EXERCISE MATERIALS
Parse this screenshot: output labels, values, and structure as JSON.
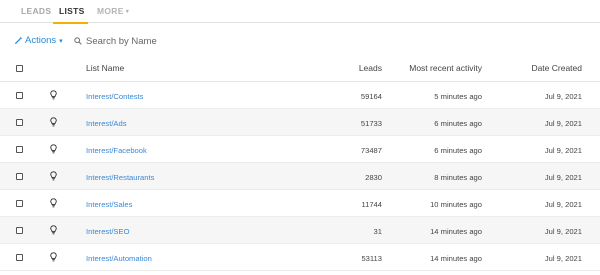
{
  "tabs": [
    {
      "label": "LEADS"
    },
    {
      "label": "LISTS"
    },
    {
      "label": "MORE",
      "caret": "▾"
    }
  ],
  "toolbar": {
    "actions_label": "Actions",
    "actions_caret": "▾",
    "search_placeholder": "Search by Name"
  },
  "table": {
    "columns": {
      "name": "List Name",
      "leads": "Leads",
      "activity": "Most recent activity",
      "date": "Date Created"
    },
    "rows": [
      {
        "name": "Interest/Contests",
        "leads": "59164",
        "activity": "5 minutes ago",
        "date": "Jul 9, 2021"
      },
      {
        "name": "Interest/Ads",
        "leads": "51733",
        "activity": "6 minutes ago",
        "date": "Jul 9, 2021"
      },
      {
        "name": "Interest/Facebook",
        "leads": "73487",
        "activity": "6 minutes ago",
        "date": "Jul 9, 2021"
      },
      {
        "name": "Interest/Restaurants",
        "leads": "2830",
        "activity": "8 minutes ago",
        "date": "Jul 9, 2021"
      },
      {
        "name": "Interest/Sales",
        "leads": "11744",
        "activity": "10 minutes ago",
        "date": "Jul 9, 2021"
      },
      {
        "name": "Interest/SEO",
        "leads": "31",
        "activity": "14 minutes ago",
        "date": "Jul 9, 2021"
      },
      {
        "name": "Interest/Automation",
        "leads": "53113",
        "activity": "14 minutes ago",
        "date": "Jul 9, 2021"
      }
    ]
  },
  "colors": {
    "accent": "#2a8ad6",
    "link": "#3b88d4",
    "tab_underline": "#f0b400",
    "row_alt": "#f6f6f6"
  },
  "icons": {
    "actions": "magic-wand-icon",
    "search": "search-icon",
    "row": "lightbulb-icon"
  }
}
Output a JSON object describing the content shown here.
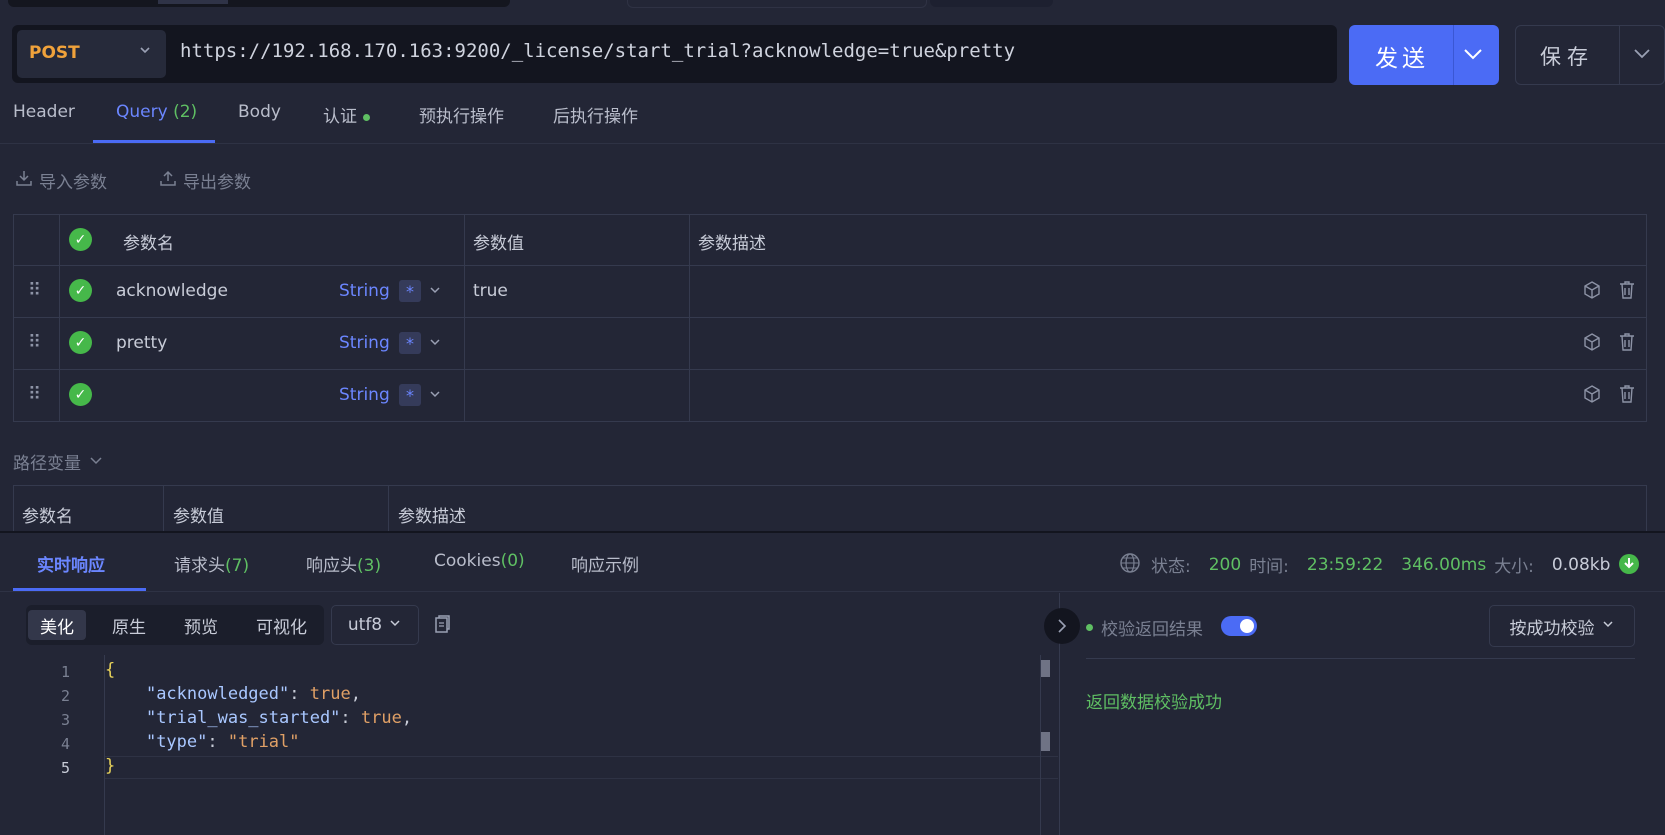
{
  "request": {
    "method": "POST",
    "url": "https://192.168.170.163:9200/_license/start_trial?acknowledge=true&pretty",
    "send_label": "发送",
    "save_label": "保存"
  },
  "tabs": [
    {
      "label": "Header"
    },
    {
      "label": "Query",
      "count": "(2)"
    },
    {
      "label": "Body"
    },
    {
      "label": "认证"
    },
    {
      "label": "预执行操作"
    },
    {
      "label": "后执行操作"
    }
  ],
  "toolbar": {
    "import_label": "导入参数",
    "export_label": "导出参数"
  },
  "params": {
    "headers": [
      "参数名",
      "参数值",
      "参数描述"
    ],
    "rows": [
      {
        "name": "acknowledge",
        "type": "String",
        "required": "*",
        "value": "true",
        "desc": ""
      },
      {
        "name": "pretty",
        "type": "String",
        "required": "*",
        "value": "",
        "desc": ""
      },
      {
        "name": "",
        "type": "String",
        "required": "*",
        "value": "",
        "desc": ""
      }
    ]
  },
  "path_vars": {
    "title": "路径变量",
    "headers": [
      "参数名",
      "参数值",
      "参数描述"
    ]
  },
  "response": {
    "tabs": [
      {
        "label": "实时响应"
      },
      {
        "label": "请求头",
        "count": "(7)"
      },
      {
        "label": "响应头",
        "count": "(3)"
      },
      {
        "label": "Cookies",
        "count": "(0)"
      },
      {
        "label": "响应示例"
      }
    ],
    "status": {
      "status_label": "状态:",
      "status_value": "200",
      "time_label": "时间:",
      "time_value": "23:59:22",
      "duration": "346.00ms",
      "size_label": "大小:",
      "size_value": "0.08kb"
    },
    "format_buttons": [
      "美化",
      "原生",
      "预览",
      "可视化"
    ],
    "encoding": "utf8",
    "line_numbers": [
      "1",
      "2",
      "3",
      "4",
      "5"
    ],
    "body": {
      "open_brace": "{",
      "k1": "\"acknowledged\"",
      "v1": "true",
      "k2": "\"trial_was_started\"",
      "v2": "true",
      "k3": "\"type\"",
      "v3": "\"trial\"",
      "close_brace": "}"
    },
    "verify": {
      "label": "校验返回结果",
      "mode": "按成功校验",
      "result": "返回数据校验成功"
    }
  },
  "colors": {
    "accent": "#4b6bf5",
    "method": "#f0a23b",
    "success": "#5fbf63"
  }
}
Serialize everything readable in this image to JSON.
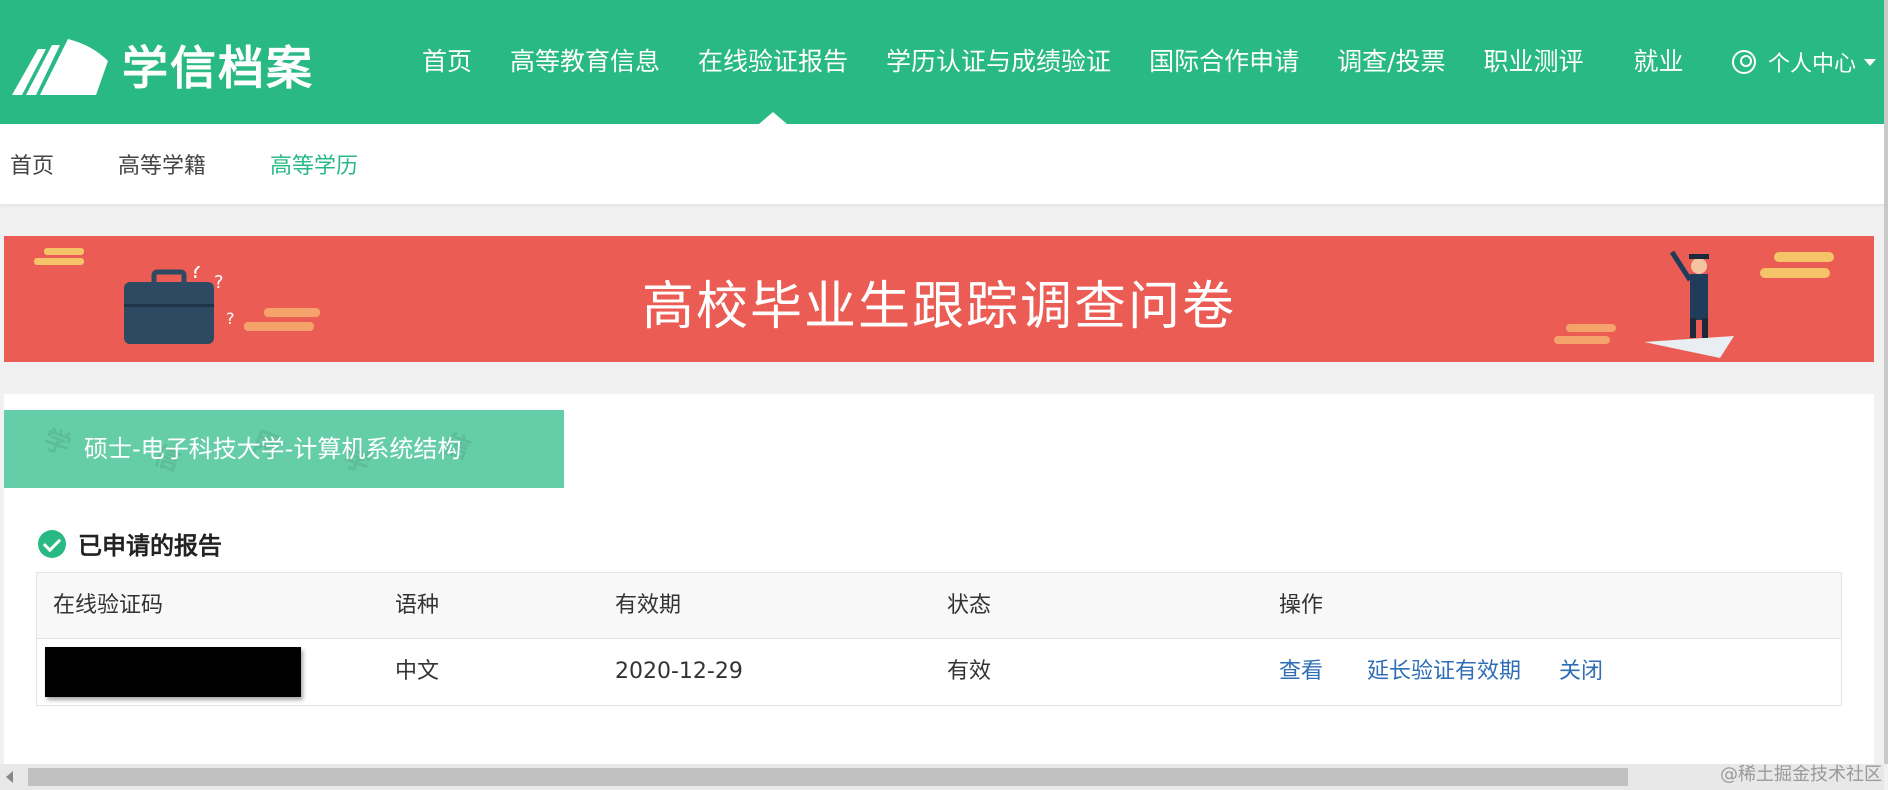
{
  "brand": {
    "name": "学信档案"
  },
  "nav": {
    "items": [
      {
        "label": "首页",
        "active": false
      },
      {
        "label": "高等教育信息",
        "active": false
      },
      {
        "label": "在线验证报告",
        "active": true
      },
      {
        "label": "学历认证与成绩验证",
        "active": false
      },
      {
        "label": "国际合作申请",
        "active": false
      },
      {
        "label": "调查/投票",
        "active": false
      },
      {
        "label": "职业测评",
        "active": false
      },
      {
        "label": "就业",
        "active": false
      }
    ],
    "user_center": "个人中心"
  },
  "subnav": {
    "items": [
      {
        "label": "首页",
        "active": false
      },
      {
        "label": "高等学籍",
        "active": false
      },
      {
        "label": "高等学历",
        "active": true
      }
    ]
  },
  "banner": {
    "title": "高校毕业生跟踪调查问卷"
  },
  "degree_tab": {
    "label": "硕士-电子科技大学-计算机系统结构"
  },
  "reports": {
    "title": "已申请的报告",
    "columns": [
      "在线验证码",
      "语种",
      "有效期",
      "状态",
      "操作"
    ],
    "rows": [
      {
        "code": "",
        "language": "中文",
        "expiry": "2020-12-29",
        "status": "有效",
        "actions": [
          "查看",
          "延长验证有效期",
          "关闭"
        ]
      }
    ]
  },
  "colors": {
    "primary": "#29b985",
    "banner": "#eb5c55",
    "link": "#2f6db5",
    "tab": "#65cda8"
  },
  "footer_watermark": "@稀土掘金技术社区"
}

TASK DESCRIPTION
Copy out the whole listing exactly, and don't carry over any pictures.

EXPECTED ANSWER
Parse this screenshot: output labels, values, and structure as JSON.
{
  "tabs": [
    {
      "label": "LEADS"
    },
    {
      "label": "LISTS"
    },
    {
      "label": "MORE",
      "caret": "▾"
    }
  ],
  "toolbar": {
    "actions_label": "Actions",
    "actions_caret": "▾",
    "search_placeholder": "Search by Name"
  },
  "table": {
    "columns": {
      "name": "List Name",
      "leads": "Leads",
      "activity": "Most recent activity",
      "date": "Date Created"
    },
    "rows": [
      {
        "name": "Interest/Contests",
        "leads": "59164",
        "activity": "5 minutes ago",
        "date": "Jul 9, 2021"
      },
      {
        "name": "Interest/Ads",
        "leads": "51733",
        "activity": "6 minutes ago",
        "date": "Jul 9, 2021"
      },
      {
        "name": "Interest/Facebook",
        "leads": "73487",
        "activity": "6 minutes ago",
        "date": "Jul 9, 2021"
      },
      {
        "name": "Interest/Restaurants",
        "leads": "2830",
        "activity": "8 minutes ago",
        "date": "Jul 9, 2021"
      },
      {
        "name": "Interest/Sales",
        "leads": "11744",
        "activity": "10 minutes ago",
        "date": "Jul 9, 2021"
      },
      {
        "name": "Interest/SEO",
        "leads": "31",
        "activity": "14 minutes ago",
        "date": "Jul 9, 2021"
      },
      {
        "name": "Interest/Automation",
        "leads": "53113",
        "activity": "14 minutes ago",
        "date": "Jul 9, 2021"
      }
    ]
  },
  "colors": {
    "accent": "#2a8ad6",
    "link": "#3b88d4",
    "tab_underline": "#f0b400",
    "row_alt": "#f6f6f6"
  },
  "icons": {
    "actions": "magic-wand-icon",
    "search": "search-icon",
    "row": "lightbulb-icon"
  }
}
Output a JSON object describing the content shown here.
{
  "request": {
    "method": "POST",
    "url": "https://192.168.170.163:9200/_license/start_trial?acknowledge=true&pretty",
    "send_label": "发送",
    "save_label": "保存"
  },
  "tabs": [
    {
      "label": "Header"
    },
    {
      "label": "Query",
      "count": "(2)"
    },
    {
      "label": "Body"
    },
    {
      "label": "认证"
    },
    {
      "label": "预执行操作"
    },
    {
      "label": "后执行操作"
    }
  ],
  "toolbar": {
    "import_label": "导入参数",
    "export_label": "导出参数"
  },
  "params": {
    "headers": [
      "参数名",
      "参数值",
      "参数描述"
    ],
    "rows": [
      {
        "name": "acknowledge",
        "type": "String",
        "required": "*",
        "value": "true",
        "desc": ""
      },
      {
        "name": "pretty",
        "type": "String",
        "required": "*",
        "value": "",
        "desc": ""
      },
      {
        "name": "",
        "type": "String",
        "required": "*",
        "value": "",
        "desc": ""
      }
    ]
  },
  "path_vars": {
    "title": "路径变量",
    "headers": [
      "参数名",
      "参数值",
      "参数描述"
    ]
  },
  "response": {
    "tabs": [
      {
        "label": "实时响应"
      },
      {
        "label": "请求头",
        "count": "(7)"
      },
      {
        "label": "响应头",
        "count": "(3)"
      },
      {
        "label": "Cookies",
        "count": "(0)"
      },
      {
        "label": "响应示例"
      }
    ],
    "status": {
      "status_label": "状态:",
      "status_value": "200",
      "time_label": "时间:",
      "time_value": "23:59:22",
      "duration": "346.00ms",
      "size_label": "大小:",
      "size_value": "0.08kb"
    },
    "format_buttons": [
      "美化",
      "原生",
      "预览",
      "可视化"
    ],
    "encoding": "utf8",
    "line_numbers": [
      "1",
      "2",
      "3",
      "4",
      "5"
    ],
    "body": {
      "open_brace": "{",
      "k1": "\"acknowledged\"",
      "v1": "true",
      "k2": "\"trial_was_started\"",
      "v2": "true",
      "k3": "\"type\"",
      "v3": "\"trial\"",
      "close_brace": "}"
    },
    "verify": {
      "label": "校验返回结果",
      "mode": "按成功校验",
      "result": "返回数据校验成功"
    }
  },
  "colors": {
    "accent": "#4b6bf5",
    "method": "#f0a23b",
    "success": "#5fbf63"
  }
}
Serialize everything readable in this image to JSON.
{
  "brand": {
    "name": "学信档案"
  },
  "nav": {
    "items": [
      {
        "label": "首页",
        "active": false
      },
      {
        "label": "高等教育信息",
        "active": false
      },
      {
        "label": "在线验证报告",
        "active": true
      },
      {
        "label": "学历认证与成绩验证",
        "active": false
      },
      {
        "label": "国际合作申请",
        "active": false
      },
      {
        "label": "调查/投票",
        "active": false
      },
      {
        "label": "职业测评",
        "active": false
      },
      {
        "label": "就业",
        "active": false
      }
    ],
    "user_center": "个人中心"
  },
  "subnav": {
    "items": [
      {
        "label": "首页",
        "active": false
      },
      {
        "label": "高等学籍",
        "active": false
      },
      {
        "label": "高等学历",
        "active": true
      }
    ]
  },
  "banner": {
    "title": "高校毕业生跟踪调查问卷"
  },
  "degree_tab": {
    "label": "硕士-电子科技大学-计算机系统结构"
  },
  "reports": {
    "title": "已申请的报告",
    "columns": [
      "在线验证码",
      "语种",
      "有效期",
      "状态",
      "操作"
    ],
    "rows": [
      {
        "code": "",
        "language": "中文",
        "expiry": "2020-12-29",
        "status": "有效",
        "actions": [
          "查看",
          "延长验证有效期",
          "关闭"
        ]
      }
    ]
  },
  "colors": {
    "primary": "#29b985",
    "banner": "#eb5c55",
    "link": "#2f6db5",
    "tab": "#65cda8"
  },
  "footer_watermark": "@稀土掘金技术社区"
}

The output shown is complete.